__WHAT TO DO__
Put the rows below into a numbered list, skipping blank lines, starting with the row that contains "What elements are" and going on through the row that contains "resource-type-label: Resource Type: [391, 298, 576, 328]".

__RECORDS FOR PROCESSING__
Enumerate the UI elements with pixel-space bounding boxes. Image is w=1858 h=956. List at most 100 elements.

...

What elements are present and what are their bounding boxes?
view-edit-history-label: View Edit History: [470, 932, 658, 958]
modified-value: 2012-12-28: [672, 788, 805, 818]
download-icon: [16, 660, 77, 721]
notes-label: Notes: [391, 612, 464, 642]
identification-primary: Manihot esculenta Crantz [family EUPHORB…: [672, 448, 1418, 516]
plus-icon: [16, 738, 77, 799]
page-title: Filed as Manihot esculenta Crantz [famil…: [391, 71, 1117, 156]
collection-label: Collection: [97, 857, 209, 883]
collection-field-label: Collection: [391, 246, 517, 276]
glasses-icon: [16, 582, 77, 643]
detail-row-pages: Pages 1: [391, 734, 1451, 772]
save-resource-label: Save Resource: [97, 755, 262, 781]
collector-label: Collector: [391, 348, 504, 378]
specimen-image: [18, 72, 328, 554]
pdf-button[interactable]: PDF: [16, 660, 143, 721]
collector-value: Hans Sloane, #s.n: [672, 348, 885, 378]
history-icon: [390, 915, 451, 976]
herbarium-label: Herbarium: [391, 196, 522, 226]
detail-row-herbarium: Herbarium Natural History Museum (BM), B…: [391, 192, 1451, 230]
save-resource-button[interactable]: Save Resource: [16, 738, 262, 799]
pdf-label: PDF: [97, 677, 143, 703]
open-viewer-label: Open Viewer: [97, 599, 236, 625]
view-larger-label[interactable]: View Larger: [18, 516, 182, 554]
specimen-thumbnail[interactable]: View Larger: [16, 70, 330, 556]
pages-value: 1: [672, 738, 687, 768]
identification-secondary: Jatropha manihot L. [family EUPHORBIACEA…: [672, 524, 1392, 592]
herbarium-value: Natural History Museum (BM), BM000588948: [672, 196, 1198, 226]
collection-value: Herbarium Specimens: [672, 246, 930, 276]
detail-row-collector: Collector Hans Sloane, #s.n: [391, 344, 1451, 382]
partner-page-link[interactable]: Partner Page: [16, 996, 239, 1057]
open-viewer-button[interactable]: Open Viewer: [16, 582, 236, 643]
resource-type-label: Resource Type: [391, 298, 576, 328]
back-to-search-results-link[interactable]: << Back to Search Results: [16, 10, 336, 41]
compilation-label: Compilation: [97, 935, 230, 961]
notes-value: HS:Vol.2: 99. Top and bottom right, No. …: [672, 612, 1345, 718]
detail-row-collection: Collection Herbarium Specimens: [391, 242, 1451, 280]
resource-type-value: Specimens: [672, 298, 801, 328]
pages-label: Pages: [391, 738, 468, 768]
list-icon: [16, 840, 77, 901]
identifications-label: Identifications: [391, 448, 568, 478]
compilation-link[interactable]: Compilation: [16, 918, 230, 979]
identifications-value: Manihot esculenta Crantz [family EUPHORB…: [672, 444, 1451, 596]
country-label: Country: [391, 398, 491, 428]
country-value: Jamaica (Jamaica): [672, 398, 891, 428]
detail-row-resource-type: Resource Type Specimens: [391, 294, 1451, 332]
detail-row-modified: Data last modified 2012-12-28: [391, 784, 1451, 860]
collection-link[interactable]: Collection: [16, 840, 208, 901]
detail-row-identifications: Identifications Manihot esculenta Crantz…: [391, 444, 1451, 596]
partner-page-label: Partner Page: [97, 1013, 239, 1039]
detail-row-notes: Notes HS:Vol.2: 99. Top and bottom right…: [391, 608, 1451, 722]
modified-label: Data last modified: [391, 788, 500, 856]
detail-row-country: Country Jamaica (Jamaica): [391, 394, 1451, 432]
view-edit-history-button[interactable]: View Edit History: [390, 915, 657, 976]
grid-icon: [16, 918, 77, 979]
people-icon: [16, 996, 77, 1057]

__RESULT OF THE EXERCISE__
1. What elements are present and what are their bounding boxes?
2. view-edit-history-label: View Edit History: [470, 932, 658, 958]
3. modified-value: 2012-12-28: [672, 788, 805, 818]
4. download-icon: [16, 660, 77, 721]
5. notes-label: Notes: [391, 612, 464, 642]
6. identification-primary: Manihot esculenta Crantz [family EUPHORB…: [672, 448, 1418, 516]
7. plus-icon: [16, 738, 77, 799]
8. page-title: Filed as Manihot esculenta Crantz [famil…: [391, 71, 1117, 156]
9. collection-label: Collection: [97, 857, 209, 883]
10. collection-field-label: Collection: [391, 246, 517, 276]
11. glasses-icon: [16, 582, 77, 643]
12. detail-row-pages: Pages 1: [391, 734, 1451, 772]
13. save-resource-label: Save Resource: [97, 755, 262, 781]
14. collector-label: Collector: [391, 348, 504, 378]
15. specimen-image: [18, 72, 328, 554]
16. pdf-button[interactable]: PDF: [16, 660, 143, 721]
17. collector-value: Hans Sloane, #s.n: [672, 348, 885, 378]
18. history-icon: [390, 915, 451, 976]
19. herbarium-label: Herbarium: [391, 196, 522, 226]
20. detail-row-herbarium: Herbarium Natural History Museum (BM), B…: [391, 192, 1451, 230]
21. save-resource-button[interactable]: Save Resource: [16, 738, 262, 799]
22. pdf-label: PDF: [97, 677, 143, 703]
23. open-viewer-label: Open Viewer: [97, 599, 236, 625]
24. view-larger-label[interactable]: View Larger: [18, 516, 182, 554]
25. specimen-thumbnail[interactable]: View Larger: [16, 70, 330, 556]
26. pages-value: 1: [672, 738, 687, 768]
27. identification-secondary: Jatropha manihot L. [family EUPHORBIACEA…: [672, 524, 1392, 592]
28. herbarium-value: Natural History Museum (BM), BM000588948: [672, 196, 1198, 226]
29. collection-value: Herbarium Specimens: [672, 246, 930, 276]
30. detail-row-collector: Collector Hans Sloane, #s.n: [391, 344, 1451, 382]
31. partner-page-link[interactable]: Partner Page: [16, 996, 239, 1057]
32. open-viewer-button[interactable]: Open Viewer: [16, 582, 236, 643]
33. resource-type-label: Resource Type: [391, 298, 576, 328]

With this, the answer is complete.